*JOB*
Within the records that follow, find every line containing the string "постановления". Copy those lines.
········
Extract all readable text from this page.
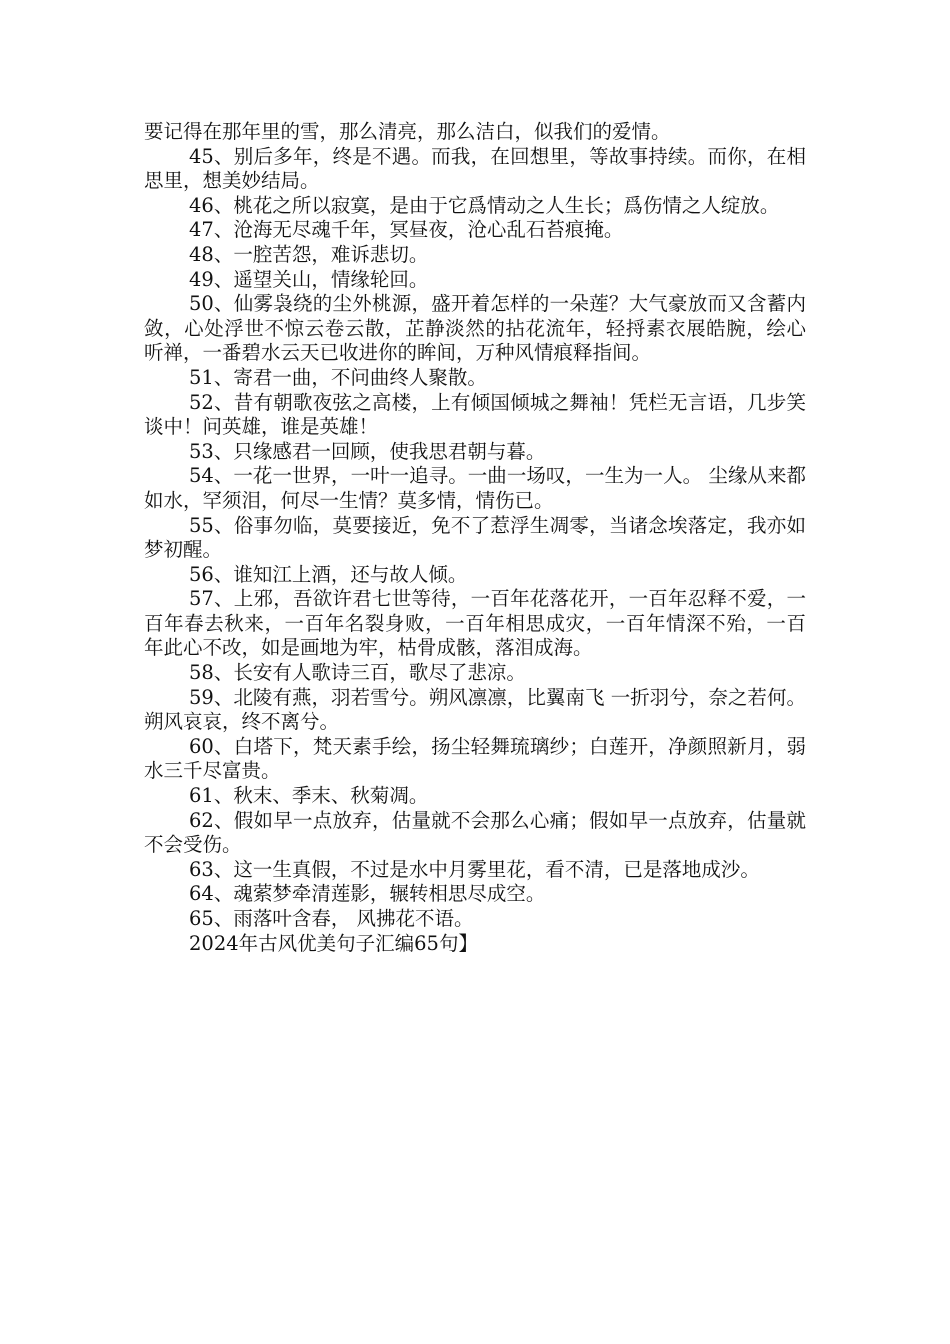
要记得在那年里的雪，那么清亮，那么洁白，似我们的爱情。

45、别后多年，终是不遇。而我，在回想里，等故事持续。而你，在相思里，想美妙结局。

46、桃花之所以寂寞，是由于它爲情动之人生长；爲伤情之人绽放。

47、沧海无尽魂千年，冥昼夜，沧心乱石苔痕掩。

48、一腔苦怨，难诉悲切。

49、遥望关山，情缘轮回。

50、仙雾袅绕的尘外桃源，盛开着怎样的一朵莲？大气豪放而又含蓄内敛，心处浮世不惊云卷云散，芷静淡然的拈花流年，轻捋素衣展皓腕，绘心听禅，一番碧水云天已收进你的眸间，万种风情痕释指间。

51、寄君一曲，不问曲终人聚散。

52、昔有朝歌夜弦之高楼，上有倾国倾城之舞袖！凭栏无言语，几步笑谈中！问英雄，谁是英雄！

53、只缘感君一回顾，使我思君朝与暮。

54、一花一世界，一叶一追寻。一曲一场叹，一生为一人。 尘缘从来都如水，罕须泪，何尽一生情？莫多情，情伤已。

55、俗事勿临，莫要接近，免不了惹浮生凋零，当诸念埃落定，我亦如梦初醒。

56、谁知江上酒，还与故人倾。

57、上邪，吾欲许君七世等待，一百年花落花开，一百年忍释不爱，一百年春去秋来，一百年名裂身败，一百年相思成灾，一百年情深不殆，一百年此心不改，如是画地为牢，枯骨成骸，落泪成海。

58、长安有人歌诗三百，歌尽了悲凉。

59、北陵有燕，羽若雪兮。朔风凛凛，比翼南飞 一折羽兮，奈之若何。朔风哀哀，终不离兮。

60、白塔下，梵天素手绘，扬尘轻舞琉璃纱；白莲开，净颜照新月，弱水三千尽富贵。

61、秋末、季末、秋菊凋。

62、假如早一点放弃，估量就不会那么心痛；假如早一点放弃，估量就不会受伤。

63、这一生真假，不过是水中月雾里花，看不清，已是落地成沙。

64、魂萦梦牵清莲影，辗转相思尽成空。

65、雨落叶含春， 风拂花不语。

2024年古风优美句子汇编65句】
········
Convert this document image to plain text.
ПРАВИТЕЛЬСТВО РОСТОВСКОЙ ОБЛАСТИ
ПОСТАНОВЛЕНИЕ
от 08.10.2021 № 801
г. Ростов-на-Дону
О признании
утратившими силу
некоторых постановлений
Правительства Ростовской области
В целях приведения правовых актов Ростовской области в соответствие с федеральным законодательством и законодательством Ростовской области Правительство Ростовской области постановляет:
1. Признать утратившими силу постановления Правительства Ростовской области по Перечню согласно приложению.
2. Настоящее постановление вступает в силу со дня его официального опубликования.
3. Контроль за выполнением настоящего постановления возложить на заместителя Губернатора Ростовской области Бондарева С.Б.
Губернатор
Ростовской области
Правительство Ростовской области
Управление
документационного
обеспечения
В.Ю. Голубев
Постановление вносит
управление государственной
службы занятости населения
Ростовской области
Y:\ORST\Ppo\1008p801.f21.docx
········
*RESULT*
1. Признать утратившими силу постановления Правительства Ростовской области по Перечню согласно приложению.
3. Контроль за выполнением настоящего постановления возложить на заместителя Губернатора Ростовской области Бондарева С.Б.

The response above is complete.